Source data:
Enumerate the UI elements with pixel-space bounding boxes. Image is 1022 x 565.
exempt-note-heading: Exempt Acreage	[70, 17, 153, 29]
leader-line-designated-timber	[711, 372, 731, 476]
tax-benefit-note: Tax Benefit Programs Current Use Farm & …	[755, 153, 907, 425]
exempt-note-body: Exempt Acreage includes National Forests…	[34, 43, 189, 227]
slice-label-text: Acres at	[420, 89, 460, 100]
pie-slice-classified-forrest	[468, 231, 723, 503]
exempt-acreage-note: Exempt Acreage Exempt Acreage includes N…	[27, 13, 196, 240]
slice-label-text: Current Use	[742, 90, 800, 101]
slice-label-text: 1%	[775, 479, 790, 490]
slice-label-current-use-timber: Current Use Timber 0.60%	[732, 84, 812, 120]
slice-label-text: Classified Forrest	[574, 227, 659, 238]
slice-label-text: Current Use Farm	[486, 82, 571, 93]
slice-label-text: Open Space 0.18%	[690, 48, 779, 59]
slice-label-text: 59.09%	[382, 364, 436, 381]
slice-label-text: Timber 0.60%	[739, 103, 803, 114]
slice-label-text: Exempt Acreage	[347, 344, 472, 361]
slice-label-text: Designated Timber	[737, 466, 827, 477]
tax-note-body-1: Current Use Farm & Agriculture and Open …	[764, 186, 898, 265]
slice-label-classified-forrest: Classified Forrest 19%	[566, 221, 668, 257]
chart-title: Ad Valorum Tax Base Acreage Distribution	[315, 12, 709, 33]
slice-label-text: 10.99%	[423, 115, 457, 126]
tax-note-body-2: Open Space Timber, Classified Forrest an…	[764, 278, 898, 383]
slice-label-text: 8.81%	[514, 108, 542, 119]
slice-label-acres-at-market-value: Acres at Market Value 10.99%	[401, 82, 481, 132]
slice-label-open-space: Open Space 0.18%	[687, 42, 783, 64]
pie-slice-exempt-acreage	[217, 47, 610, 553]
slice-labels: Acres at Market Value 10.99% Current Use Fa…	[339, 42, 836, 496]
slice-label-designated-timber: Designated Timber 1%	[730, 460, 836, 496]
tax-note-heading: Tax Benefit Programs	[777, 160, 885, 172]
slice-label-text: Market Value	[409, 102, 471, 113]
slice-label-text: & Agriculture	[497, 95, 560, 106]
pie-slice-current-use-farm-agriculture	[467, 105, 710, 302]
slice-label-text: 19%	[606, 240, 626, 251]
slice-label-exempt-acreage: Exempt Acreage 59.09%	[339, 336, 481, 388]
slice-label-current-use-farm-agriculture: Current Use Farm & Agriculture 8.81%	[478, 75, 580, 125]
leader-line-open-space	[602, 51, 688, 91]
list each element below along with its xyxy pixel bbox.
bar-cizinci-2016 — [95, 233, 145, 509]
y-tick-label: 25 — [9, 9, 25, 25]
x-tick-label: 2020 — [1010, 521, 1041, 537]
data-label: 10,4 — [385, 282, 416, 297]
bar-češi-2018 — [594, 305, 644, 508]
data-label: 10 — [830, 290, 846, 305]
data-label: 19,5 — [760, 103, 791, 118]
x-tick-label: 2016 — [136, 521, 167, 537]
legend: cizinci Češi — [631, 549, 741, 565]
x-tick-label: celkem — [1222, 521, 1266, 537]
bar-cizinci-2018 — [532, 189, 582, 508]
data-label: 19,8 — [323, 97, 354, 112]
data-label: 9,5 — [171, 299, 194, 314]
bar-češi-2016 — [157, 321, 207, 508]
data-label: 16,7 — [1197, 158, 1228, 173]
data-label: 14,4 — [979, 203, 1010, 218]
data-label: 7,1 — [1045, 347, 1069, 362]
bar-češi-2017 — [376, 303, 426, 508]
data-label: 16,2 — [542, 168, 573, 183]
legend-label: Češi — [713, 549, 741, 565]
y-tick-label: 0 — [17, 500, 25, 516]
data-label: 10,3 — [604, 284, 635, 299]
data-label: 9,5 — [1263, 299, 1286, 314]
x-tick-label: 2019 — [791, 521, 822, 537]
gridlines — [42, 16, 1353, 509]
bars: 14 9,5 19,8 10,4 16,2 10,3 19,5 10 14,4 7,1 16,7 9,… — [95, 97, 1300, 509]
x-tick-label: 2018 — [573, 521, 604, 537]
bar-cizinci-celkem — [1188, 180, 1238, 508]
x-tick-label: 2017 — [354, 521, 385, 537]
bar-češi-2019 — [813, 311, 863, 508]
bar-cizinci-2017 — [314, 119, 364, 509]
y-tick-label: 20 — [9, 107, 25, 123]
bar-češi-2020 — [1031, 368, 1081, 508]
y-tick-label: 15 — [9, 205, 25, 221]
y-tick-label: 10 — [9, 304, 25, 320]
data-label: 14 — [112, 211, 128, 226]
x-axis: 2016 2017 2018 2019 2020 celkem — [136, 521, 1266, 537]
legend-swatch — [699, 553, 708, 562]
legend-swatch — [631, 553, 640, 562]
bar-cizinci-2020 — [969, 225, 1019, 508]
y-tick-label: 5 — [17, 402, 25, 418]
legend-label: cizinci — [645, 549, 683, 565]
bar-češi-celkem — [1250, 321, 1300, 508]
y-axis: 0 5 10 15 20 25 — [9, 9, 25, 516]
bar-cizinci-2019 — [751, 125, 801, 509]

▶ **WHAT THE EXERCISE ASKS**
In the stretch from the start of the rows through the line containing "47, 610, 553]", switch "Tax Benefit Programs" to "Tax Incentive Programs" and give those lines again with everything else unchanged.

▶ **COMPLETED TASK**
Enumerate the UI elements with pixel-space bounding boxes. Image is 1022 x 565.
exempt-note-heading: Exempt Acreage	[70, 17, 153, 29]
leader-line-designated-timber	[711, 372, 731, 476]
tax-benefit-note: Tax Incentive Programs Current Use Farm & …	[755, 153, 907, 425]
exempt-note-body: Exempt Acreage includes National Forests…	[34, 43, 189, 227]
slice-label-text: Acres at	[420, 89, 460, 100]
pie-slice-classified-forrest	[468, 231, 723, 503]
exempt-acreage-note: Exempt Acreage Exempt Acreage includes N…	[27, 13, 196, 240]
slice-label-text: Current Use	[742, 90, 800, 101]
slice-label-text: 1%	[775, 479, 790, 490]
slice-label-current-use-timber: Current Use Timber 0.60%	[732, 84, 812, 120]
slice-label-text: Classified Forrest	[574, 227, 659, 238]
slice-label-text: Current Use Farm	[486, 82, 571, 93]
slice-label-text: Open Space 0.18%	[690, 48, 779, 59]
slice-label-text: 59.09%	[382, 364, 436, 381]
slice-label-text: Timber 0.60%	[739, 103, 803, 114]
slice-label-text: Exempt Acreage	[347, 344, 472, 361]
slice-label-text: Designated Timber	[737, 466, 827, 477]
tax-note-body-1: Current Use Farm & Agriculture and Open …	[764, 186, 898, 265]
slice-label-classified-forrest: Classified Forrest 19%	[566, 221, 668, 257]
chart-title: Ad Valorum Tax Base Acreage Distribution	[315, 12, 709, 33]
slice-label-text: 10.99%	[423, 115, 457, 126]
tax-note-body-2: Open Space Timber, Classified Forrest an…	[764, 278, 898, 383]
slice-label-text: 8.81%	[514, 108, 542, 119]
slice-label-acres-at-market-value: Acres at Market Value 10.99%	[401, 82, 481, 132]
slice-label-open-space: Open Space 0.18%	[687, 42, 783, 64]
pie-slice-exempt-acreage	[217, 47, 610, 553]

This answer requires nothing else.